Figure contents as structured data:
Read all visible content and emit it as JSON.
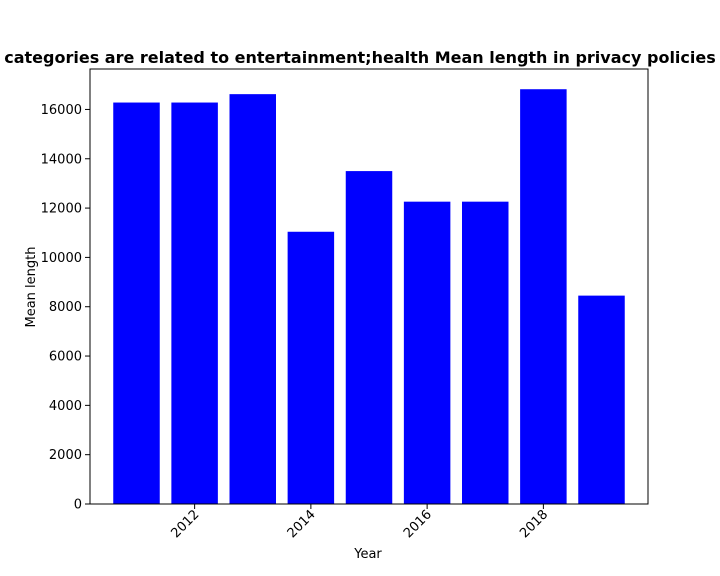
{
  "chart_data": {
    "type": "bar",
    "title": "categories are related to entertainment;health Mean length in privacy policies",
    "xlabel": "Year",
    "ylabel": "Mean length",
    "x": [
      2011,
      2012,
      2013,
      2014,
      2015,
      2016,
      2017,
      2018,
      2019
    ],
    "values": [
      16280,
      16280,
      16620,
      11040,
      13500,
      12260,
      12260,
      16820,
      8450
    ],
    "xlim": [
      2010.2,
      2019.8
    ],
    "ylim": [
      0,
      17640
    ],
    "xticks": [
      2012,
      2014,
      2016,
      2018
    ],
    "yticks": [
      0,
      2000,
      4000,
      6000,
      8000,
      10000,
      12000,
      14000,
      16000
    ],
    "bar_color": "#0000ff",
    "grid": false
  }
}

_Task directions:_ Make an exact copy of the records above, with the pictures left out.

_Result for this task:_
Read all visible content and emit it as JSON.
{
  "chart_data": {
    "type": "bar",
    "title": "categories are related to entertainment;health Mean length in privacy policies",
    "xlabel": "Year",
    "ylabel": "Mean length",
    "x": [
      2011,
      2012,
      2013,
      2014,
      2015,
      2016,
      2017,
      2018,
      2019
    ],
    "values": [
      16280,
      16280,
      16620,
      11040,
      13500,
      12260,
      12260,
      16820,
      8450
    ],
    "xlim": [
      2010.2,
      2019.8
    ],
    "ylim": [
      0,
      17640
    ],
    "xticks": [
      2012,
      2014,
      2016,
      2018
    ],
    "yticks": [
      0,
      2000,
      4000,
      6000,
      8000,
      10000,
      12000,
      14000,
      16000
    ],
    "bar_color": "#0000ff",
    "grid": false
  }
}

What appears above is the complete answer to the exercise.